Your instructions - Output the full listing below exactly, without the pictures.

┌────────

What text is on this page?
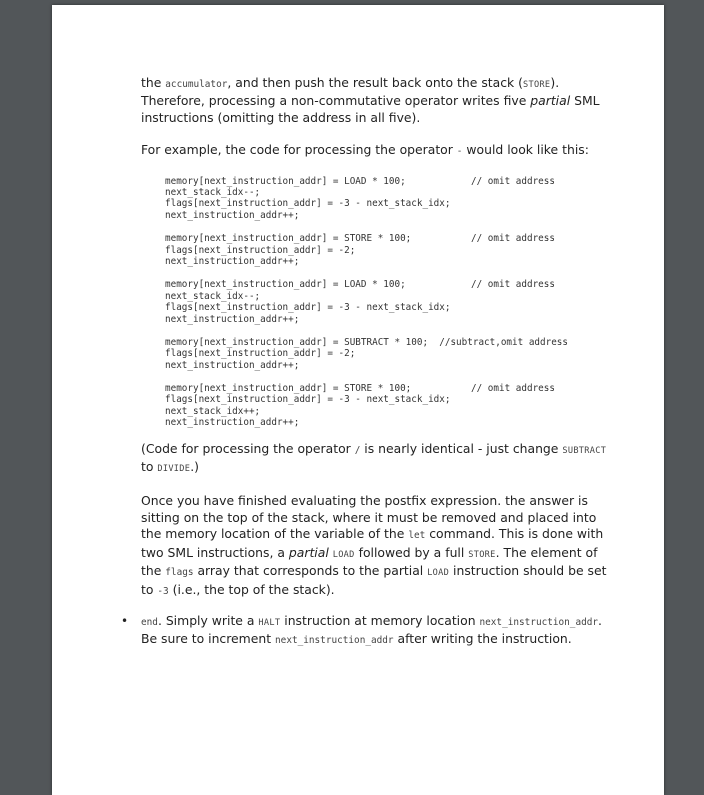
the accumulator, and then push the result back onto the stack (STORE). Therefore, processing a non-commutative operator writes five partial SML instructions (omitting the address in all five).

For example, the code for processing the operator - would look like this:

memory[next_instruction_addr] = LOAD * 100;	// omit address
next_stack_idx--;
flags[next_instruction_addr] = -3 - next_stack_idx;
next_instruction_addr++;
memory[next_instruction_addr] = STORE * 100;	// omit address
flags[next_instruction_addr] = -2;
next_instruction_addr++;
memory[next_instruction_addr] = LOAD * 100;	// omit address
next_stack_idx--;
flags[next_instruction_addr] = -3 - next_stack_idx;
next_instruction_addr++;
memory[next_instruction_addr] = SUBTRACT * 100;  //subtract,omit address
flags[next_instruction_addr] = -2;
next_instruction_addr++;
memory[next_instruction_addr] = STORE * 100;	// omit address
flags[next_instruction_addr] = -3 - next_stack_idx;
next_stack_idx++;
next_instruction_addr++;

(Code for processing the operator / is nearly identical - just change SUBTRACT to DIVIDE.)

Once you have finished evaluating the postfix expression. the answer is sitting on the top of the stack, where it must be removed and placed into the memory location of the variable of the let command. This is done with two SML instructions, a partial LOAD followed by a full STORE. The element of the flags array that corresponds to the partial LOAD instruction should be set to -3 (i.e., the top of the stack).

• end. Simply write a HALT instruction at memory location next_instruction_addr. Be sure to increment next_instruction_addr after writing the instruction.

└────────

Answer in full -
What text is on this page?
the accumulator, and then push the result back onto the stack (STORE). Therefore, processing a non-commutative operator writes five partial SML instructions (omitting the address in all five).

For example, the code for processing the operator - would look like this:

memory[next_instruction_addr] = LOAD * 100;	// omit address
next_stack_idx--;
flags[next_instruction_addr] = -3 - next_stack_idx;
next_instruction_addr++;
memory[next_instruction_addr] = STORE * 100;	// omit address
flags[next_instruction_addr] = -2;
next_instruction_addr++;
memory[next_instruction_addr] = LOAD * 100;	// omit address
next_stack_idx--;
flags[next_instruction_addr] = -3 - next_stack_idx;
next_instruction_addr++;
memory[next_instruction_addr] = SUBTRACT * 100;  //subtract,omit address
flags[next_instruction_addr] = -2;
next_instruction_addr++;
memory[next_instruction_addr] = STORE * 100;	// omit address
flags[next_instruction_addr] = -3 - next_stack_idx;
next_stack_idx++;
next_instruction_addr++;

(Code for processing the operator / is nearly identical - just change SUBTRACT to DIVIDE.)

Once you have finished evaluating the postfix expression. the answer is sitting on the top of the stack, where it must be removed and placed into the memory location of the variable of the let command. This is done with two SML instructions, a partial LOAD followed by a full STORE. The element of the flags array that corresponds to the partial LOAD instruction should be set to -3 (i.e., the top of the stack).

• end. Simply write a HALT instruction at memory location next_instruction_addr. Be sure to increment next_instruction_addr after writing the instruction.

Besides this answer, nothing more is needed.